* BEGIN *

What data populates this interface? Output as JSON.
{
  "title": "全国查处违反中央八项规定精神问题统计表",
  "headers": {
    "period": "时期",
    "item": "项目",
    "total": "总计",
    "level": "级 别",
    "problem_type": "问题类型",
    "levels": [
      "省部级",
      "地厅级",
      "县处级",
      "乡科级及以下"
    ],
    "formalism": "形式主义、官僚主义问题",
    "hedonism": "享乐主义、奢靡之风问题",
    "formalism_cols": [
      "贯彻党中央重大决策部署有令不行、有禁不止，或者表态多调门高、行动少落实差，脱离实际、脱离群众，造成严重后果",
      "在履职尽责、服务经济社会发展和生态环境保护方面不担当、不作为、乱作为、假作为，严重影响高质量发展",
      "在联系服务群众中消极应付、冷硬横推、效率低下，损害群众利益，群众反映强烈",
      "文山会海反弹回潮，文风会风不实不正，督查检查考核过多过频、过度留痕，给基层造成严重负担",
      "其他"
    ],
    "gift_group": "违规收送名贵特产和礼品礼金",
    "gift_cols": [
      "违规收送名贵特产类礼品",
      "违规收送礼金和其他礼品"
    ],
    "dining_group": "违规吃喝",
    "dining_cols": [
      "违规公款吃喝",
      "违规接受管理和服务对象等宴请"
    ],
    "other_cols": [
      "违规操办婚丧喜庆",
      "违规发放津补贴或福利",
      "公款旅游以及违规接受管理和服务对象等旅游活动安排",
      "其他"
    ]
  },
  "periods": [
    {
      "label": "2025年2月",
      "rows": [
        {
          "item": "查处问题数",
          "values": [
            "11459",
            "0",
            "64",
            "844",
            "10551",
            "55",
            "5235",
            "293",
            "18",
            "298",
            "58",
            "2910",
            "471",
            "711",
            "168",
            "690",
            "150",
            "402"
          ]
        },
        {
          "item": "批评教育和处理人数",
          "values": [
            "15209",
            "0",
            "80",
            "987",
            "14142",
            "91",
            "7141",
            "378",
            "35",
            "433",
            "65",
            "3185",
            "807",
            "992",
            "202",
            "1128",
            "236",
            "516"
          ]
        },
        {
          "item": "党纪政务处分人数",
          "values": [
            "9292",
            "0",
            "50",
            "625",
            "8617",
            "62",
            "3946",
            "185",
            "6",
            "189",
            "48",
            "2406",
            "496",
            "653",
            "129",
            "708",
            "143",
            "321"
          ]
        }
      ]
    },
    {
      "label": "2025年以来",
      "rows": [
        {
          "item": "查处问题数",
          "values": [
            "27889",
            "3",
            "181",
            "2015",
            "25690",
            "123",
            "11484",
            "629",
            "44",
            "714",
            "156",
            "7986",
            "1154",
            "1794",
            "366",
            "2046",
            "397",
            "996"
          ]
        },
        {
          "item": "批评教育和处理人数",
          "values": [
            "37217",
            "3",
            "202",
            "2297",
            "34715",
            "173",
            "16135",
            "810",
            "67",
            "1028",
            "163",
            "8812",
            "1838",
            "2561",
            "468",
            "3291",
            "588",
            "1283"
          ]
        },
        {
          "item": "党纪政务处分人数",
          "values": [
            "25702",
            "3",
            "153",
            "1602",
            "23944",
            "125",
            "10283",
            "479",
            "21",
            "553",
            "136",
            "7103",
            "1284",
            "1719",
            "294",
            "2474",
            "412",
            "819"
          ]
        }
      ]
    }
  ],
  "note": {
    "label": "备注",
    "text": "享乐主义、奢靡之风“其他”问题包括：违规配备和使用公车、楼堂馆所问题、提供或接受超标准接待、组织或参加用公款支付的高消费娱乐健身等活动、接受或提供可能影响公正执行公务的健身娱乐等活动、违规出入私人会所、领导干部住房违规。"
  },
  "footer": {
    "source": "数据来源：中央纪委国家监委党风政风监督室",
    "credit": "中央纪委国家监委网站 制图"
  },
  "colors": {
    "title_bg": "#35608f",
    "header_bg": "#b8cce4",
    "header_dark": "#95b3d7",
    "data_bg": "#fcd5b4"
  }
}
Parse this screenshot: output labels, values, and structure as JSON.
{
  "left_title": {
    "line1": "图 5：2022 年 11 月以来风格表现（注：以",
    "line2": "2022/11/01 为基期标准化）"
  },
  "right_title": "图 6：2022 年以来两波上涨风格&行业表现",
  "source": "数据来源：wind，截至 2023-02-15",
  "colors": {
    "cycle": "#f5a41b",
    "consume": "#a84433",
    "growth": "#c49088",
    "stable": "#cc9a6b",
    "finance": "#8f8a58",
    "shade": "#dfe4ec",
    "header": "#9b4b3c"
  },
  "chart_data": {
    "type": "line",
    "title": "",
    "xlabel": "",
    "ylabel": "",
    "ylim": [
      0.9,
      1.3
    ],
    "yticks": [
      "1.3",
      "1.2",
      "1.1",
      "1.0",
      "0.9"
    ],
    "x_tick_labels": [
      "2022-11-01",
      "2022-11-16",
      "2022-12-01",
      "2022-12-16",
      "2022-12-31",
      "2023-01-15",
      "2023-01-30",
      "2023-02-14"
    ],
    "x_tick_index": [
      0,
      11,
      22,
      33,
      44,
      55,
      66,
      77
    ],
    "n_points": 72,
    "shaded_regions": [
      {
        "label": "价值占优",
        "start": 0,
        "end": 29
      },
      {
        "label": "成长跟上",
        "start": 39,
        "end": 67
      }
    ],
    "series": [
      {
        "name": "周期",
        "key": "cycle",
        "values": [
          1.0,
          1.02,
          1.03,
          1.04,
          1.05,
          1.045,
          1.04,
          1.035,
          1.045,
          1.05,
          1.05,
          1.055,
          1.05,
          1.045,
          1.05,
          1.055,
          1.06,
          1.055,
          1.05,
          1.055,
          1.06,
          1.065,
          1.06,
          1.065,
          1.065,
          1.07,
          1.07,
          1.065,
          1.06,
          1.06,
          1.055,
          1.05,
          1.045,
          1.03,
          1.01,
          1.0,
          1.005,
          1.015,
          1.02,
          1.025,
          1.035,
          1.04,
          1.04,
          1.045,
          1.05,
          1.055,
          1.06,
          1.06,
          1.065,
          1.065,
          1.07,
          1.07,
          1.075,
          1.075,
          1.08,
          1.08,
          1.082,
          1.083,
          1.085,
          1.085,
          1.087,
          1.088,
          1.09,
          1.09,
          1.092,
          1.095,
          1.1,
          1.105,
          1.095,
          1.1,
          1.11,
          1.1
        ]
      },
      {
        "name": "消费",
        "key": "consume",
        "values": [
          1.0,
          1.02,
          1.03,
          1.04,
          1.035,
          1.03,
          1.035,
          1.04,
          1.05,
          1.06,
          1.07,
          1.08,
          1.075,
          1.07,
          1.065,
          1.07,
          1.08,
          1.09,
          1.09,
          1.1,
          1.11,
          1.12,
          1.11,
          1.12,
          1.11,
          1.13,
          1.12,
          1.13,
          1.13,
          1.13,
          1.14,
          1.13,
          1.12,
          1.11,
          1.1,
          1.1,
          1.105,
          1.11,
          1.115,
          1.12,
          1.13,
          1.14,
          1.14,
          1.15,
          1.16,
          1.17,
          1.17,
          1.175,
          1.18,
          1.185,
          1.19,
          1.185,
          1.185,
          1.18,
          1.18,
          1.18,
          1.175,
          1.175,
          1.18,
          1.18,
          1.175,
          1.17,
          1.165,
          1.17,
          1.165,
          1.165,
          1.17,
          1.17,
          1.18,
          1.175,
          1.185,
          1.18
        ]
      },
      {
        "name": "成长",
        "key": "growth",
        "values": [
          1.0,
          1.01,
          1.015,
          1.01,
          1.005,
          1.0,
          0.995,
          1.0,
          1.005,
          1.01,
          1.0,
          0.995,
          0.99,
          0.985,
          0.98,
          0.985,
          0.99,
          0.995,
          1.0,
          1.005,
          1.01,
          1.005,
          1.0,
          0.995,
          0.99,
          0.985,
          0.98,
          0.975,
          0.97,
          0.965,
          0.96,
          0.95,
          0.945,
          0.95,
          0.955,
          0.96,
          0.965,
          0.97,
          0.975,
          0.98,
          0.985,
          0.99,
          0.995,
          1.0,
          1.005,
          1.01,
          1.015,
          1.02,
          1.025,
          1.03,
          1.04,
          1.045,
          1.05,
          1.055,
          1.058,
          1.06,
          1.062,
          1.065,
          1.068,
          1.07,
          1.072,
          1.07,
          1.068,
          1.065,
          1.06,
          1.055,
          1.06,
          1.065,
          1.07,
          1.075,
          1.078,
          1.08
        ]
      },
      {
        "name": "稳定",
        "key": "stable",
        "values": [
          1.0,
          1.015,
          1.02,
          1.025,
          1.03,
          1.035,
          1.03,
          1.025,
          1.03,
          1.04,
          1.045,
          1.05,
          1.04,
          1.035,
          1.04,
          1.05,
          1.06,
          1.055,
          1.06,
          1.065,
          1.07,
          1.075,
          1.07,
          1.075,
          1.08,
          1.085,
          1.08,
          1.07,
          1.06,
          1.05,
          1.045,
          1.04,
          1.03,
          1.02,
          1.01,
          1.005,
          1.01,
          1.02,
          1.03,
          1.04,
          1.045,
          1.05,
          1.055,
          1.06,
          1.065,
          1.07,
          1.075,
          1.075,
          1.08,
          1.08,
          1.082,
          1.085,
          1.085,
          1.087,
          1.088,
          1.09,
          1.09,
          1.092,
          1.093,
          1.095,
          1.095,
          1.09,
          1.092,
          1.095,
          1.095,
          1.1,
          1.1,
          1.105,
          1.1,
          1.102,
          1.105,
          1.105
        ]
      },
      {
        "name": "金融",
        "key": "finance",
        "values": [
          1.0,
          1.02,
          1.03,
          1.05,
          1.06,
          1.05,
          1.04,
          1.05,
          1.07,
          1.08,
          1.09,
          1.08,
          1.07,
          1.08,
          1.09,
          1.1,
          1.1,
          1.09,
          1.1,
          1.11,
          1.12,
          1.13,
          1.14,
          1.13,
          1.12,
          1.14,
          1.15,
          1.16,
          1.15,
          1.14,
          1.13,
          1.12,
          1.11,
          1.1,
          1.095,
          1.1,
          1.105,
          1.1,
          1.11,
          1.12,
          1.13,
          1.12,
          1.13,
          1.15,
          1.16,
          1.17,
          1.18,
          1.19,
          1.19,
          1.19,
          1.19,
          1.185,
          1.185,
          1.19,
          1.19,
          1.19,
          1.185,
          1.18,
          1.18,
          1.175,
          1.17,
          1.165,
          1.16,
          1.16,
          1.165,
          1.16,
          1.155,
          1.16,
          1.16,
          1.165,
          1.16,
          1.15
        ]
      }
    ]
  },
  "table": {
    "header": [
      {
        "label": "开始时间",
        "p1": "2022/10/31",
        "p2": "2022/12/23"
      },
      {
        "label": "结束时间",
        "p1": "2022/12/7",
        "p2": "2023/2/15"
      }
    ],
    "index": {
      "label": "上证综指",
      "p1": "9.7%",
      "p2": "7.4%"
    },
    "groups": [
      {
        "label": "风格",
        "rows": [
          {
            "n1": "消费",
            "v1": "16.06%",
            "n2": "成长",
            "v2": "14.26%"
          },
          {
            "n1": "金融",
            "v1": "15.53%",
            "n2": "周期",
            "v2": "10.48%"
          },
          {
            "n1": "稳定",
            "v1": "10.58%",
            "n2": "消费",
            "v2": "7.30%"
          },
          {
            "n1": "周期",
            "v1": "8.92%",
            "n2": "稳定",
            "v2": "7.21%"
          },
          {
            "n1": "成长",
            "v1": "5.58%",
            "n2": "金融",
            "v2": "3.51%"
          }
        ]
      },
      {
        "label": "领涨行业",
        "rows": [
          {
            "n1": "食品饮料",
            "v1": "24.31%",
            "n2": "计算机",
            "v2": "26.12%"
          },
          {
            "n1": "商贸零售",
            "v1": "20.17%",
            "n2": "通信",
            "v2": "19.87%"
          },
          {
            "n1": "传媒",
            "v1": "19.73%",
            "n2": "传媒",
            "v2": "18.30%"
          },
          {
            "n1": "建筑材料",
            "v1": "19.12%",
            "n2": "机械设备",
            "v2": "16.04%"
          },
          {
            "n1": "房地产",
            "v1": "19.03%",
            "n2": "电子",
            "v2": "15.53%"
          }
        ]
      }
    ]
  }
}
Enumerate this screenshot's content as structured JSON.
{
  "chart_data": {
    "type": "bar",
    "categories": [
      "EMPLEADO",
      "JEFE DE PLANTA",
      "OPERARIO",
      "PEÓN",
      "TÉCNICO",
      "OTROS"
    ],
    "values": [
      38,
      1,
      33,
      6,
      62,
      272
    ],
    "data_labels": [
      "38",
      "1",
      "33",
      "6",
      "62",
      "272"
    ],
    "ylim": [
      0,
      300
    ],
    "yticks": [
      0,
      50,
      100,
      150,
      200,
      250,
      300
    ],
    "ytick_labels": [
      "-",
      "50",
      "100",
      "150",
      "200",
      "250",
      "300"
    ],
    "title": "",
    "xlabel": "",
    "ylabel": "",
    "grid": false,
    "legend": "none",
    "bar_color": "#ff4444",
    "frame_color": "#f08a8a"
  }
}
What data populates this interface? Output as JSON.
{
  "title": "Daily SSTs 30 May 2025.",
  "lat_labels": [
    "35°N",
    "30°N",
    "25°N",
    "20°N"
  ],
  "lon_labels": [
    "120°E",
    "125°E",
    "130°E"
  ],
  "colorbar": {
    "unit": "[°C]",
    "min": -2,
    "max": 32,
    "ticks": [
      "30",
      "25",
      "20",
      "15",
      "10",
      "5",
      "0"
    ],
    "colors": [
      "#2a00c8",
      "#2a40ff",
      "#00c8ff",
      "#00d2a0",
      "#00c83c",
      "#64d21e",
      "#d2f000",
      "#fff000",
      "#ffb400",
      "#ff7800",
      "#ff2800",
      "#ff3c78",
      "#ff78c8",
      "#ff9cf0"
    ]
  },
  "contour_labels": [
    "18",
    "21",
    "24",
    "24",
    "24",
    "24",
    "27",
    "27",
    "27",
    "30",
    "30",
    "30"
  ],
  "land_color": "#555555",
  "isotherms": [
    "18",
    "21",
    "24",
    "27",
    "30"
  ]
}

* END *

Repeat exactly, and only, the lines of the records above, starting with the line that contains "Enumerate this screenshot's" and ending with the final line, both included.

Enumerate this screenshot's content as structured JSON.
{
  "chart_data": {
    "type": "bar",
    "categories": [
      "EMPLEADO",
      "JEFE DE PLANTA",
      "OPERARIO",
      "PEÓN",
      "TÉCNICO",
      "OTROS"
    ],
    "values": [
      38,
      1,
      33,
      6,
      62,
      272
    ],
    "data_labels": [
      "38",
      "1",
      "33",
      "6",
      "62",
      "272"
    ],
    "ylim": [
      0,
      300
    ],
    "yticks": [
      0,
      50,
      100,
      150,
      200,
      250,
      300
    ],
    "ytick_labels": [
      "-",
      "50",
      "100",
      "150",
      "200",
      "250",
      "300"
    ],
    "title": "",
    "xlabel": "",
    "ylabel": "",
    "grid": false,
    "legend": "none",
    "bar_color": "#ff4444",
    "frame_color": "#f08a8a"
  }
}
What data populates this interface? Output as JSON.
{
  "title": "Daily SSTs 30 May 2025.",
  "lat_labels": [
    "35°N",
    "30°N",
    "25°N",
    "20°N"
  ],
  "lon_labels": [
    "120°E",
    "125°E",
    "130°E"
  ],
  "colorbar": {
    "unit": "[°C]",
    "min": -2,
    "max": 32,
    "ticks": [
      "30",
      "25",
      "20",
      "15",
      "10",
      "5",
      "0"
    ],
    "colors": [
      "#2a00c8",
      "#2a40ff",
      "#00c8ff",
      "#00d2a0",
      "#00c83c",
      "#64d21e",
      "#d2f000",
      "#fff000",
      "#ffb400",
      "#ff7800",
      "#ff2800",
      "#ff3c78",
      "#ff78c8",
      "#ff9cf0"
    ]
  },
  "contour_labels": [
    "18",
    "21",
    "24",
    "24",
    "24",
    "24",
    "27",
    "27",
    "27",
    "30",
    "30",
    "30"
  ],
  "land_color": "#555555",
  "isotherms": [
    "18",
    "21",
    "24",
    "27",
    "30"
  ]
}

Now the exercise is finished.